- Dataset records -
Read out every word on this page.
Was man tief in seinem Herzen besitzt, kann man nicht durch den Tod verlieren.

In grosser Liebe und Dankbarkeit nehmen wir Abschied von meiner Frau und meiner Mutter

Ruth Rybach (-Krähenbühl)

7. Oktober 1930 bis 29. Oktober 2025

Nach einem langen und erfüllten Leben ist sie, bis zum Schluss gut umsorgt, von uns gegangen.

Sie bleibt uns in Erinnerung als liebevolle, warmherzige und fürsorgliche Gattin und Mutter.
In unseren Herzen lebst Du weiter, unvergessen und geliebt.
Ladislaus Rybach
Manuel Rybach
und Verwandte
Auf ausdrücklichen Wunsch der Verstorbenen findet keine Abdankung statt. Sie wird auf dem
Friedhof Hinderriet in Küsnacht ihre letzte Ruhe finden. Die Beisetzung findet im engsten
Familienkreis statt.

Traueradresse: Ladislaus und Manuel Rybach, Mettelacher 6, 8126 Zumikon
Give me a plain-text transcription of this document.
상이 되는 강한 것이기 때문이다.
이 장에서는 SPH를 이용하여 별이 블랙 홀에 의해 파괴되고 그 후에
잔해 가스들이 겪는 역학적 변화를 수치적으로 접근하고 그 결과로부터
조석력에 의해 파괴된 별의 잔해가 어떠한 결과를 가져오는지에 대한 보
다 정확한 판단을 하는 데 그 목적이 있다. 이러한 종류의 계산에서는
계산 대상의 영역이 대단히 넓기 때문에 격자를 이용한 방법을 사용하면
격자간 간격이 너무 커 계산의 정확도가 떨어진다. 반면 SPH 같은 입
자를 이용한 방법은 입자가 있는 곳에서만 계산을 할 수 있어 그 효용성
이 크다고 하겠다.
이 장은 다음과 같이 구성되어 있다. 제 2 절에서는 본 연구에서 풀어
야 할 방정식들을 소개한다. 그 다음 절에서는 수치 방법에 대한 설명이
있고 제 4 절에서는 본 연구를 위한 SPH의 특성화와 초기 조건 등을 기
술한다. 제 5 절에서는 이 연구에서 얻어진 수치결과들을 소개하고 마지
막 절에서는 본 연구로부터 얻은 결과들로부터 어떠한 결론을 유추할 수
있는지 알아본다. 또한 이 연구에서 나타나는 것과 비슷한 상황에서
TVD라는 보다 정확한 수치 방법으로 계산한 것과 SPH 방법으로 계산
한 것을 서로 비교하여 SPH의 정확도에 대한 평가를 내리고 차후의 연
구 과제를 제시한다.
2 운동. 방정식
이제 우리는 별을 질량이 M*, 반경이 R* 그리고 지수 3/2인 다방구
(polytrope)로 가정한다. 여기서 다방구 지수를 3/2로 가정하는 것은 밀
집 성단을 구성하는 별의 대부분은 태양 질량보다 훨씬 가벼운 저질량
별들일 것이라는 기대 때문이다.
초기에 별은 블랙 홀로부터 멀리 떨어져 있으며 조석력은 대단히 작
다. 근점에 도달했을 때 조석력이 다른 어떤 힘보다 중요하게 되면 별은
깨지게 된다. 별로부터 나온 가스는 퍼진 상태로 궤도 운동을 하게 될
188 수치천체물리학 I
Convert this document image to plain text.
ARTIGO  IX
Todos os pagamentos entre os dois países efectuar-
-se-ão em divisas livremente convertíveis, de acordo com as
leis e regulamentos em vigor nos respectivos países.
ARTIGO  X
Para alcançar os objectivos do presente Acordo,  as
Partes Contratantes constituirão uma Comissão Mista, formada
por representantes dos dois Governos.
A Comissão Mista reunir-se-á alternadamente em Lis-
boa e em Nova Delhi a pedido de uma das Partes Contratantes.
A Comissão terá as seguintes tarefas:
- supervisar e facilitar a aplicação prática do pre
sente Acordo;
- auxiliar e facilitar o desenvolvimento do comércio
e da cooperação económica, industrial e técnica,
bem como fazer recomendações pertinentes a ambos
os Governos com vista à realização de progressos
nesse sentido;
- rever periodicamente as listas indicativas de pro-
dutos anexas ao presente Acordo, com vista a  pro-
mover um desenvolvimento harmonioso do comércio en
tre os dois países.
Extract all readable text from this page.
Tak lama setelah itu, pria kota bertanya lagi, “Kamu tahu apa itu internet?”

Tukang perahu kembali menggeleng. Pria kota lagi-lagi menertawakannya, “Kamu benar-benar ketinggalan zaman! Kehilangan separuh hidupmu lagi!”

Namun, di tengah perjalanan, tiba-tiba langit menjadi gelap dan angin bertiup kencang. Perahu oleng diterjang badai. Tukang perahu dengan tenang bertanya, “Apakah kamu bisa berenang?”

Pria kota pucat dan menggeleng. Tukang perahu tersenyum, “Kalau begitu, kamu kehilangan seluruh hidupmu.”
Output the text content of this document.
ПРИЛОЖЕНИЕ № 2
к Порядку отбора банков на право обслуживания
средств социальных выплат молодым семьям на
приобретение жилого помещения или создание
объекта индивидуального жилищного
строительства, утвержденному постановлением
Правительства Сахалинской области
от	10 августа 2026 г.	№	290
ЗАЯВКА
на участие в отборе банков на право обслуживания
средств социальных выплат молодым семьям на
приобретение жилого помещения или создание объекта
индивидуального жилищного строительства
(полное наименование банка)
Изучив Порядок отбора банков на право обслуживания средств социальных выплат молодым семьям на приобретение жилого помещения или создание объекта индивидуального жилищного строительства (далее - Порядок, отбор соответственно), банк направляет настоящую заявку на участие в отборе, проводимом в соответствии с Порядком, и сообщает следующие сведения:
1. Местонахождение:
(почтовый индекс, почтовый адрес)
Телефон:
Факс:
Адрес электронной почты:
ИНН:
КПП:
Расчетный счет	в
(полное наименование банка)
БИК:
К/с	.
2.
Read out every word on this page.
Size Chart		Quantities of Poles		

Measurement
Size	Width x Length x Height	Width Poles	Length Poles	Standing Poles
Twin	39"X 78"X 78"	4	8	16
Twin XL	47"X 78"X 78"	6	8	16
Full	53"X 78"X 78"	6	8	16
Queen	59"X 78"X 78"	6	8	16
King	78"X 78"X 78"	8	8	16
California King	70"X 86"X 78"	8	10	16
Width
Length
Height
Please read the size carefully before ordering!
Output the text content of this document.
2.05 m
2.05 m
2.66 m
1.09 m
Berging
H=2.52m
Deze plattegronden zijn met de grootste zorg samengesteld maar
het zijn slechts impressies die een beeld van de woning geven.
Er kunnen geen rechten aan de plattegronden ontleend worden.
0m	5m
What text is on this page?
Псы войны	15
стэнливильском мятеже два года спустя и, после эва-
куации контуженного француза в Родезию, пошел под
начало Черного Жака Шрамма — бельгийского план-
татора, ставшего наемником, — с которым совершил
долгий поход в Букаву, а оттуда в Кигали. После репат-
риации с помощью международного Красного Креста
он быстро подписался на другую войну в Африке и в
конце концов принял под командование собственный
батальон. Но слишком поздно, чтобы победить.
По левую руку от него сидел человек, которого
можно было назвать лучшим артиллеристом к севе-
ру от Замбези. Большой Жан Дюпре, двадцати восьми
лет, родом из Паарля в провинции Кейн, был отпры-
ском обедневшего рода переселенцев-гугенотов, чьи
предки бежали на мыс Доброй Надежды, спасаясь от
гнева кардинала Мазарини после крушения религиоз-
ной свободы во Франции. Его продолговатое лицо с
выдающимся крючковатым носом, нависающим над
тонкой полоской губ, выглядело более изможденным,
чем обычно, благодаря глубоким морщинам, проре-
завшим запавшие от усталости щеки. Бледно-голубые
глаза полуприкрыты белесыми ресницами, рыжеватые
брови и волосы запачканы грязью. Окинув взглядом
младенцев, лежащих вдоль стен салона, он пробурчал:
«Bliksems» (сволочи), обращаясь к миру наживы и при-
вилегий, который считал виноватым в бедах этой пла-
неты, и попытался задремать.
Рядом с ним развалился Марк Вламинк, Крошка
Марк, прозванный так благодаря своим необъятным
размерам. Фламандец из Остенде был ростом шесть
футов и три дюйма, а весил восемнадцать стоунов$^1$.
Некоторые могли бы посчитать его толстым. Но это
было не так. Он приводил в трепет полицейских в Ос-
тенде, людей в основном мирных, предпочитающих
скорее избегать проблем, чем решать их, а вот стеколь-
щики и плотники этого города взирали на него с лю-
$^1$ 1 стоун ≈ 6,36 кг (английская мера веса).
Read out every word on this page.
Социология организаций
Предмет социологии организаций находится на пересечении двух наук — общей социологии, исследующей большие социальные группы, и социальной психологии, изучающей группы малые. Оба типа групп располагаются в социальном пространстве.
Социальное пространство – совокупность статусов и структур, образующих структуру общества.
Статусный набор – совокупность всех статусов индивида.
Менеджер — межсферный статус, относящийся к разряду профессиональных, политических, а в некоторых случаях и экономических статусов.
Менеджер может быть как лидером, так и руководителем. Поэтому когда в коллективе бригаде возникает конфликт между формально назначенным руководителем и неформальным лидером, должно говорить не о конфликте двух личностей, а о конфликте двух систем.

- Task objective -
Identify the lines of the entries containing the string "Ladislaus". Copy each such line.

- Task result -
Ladislaus Rybach
Traueradresse: Ladislaus und Manuel Rybach, Mettelacher 6, 8126 Zumikon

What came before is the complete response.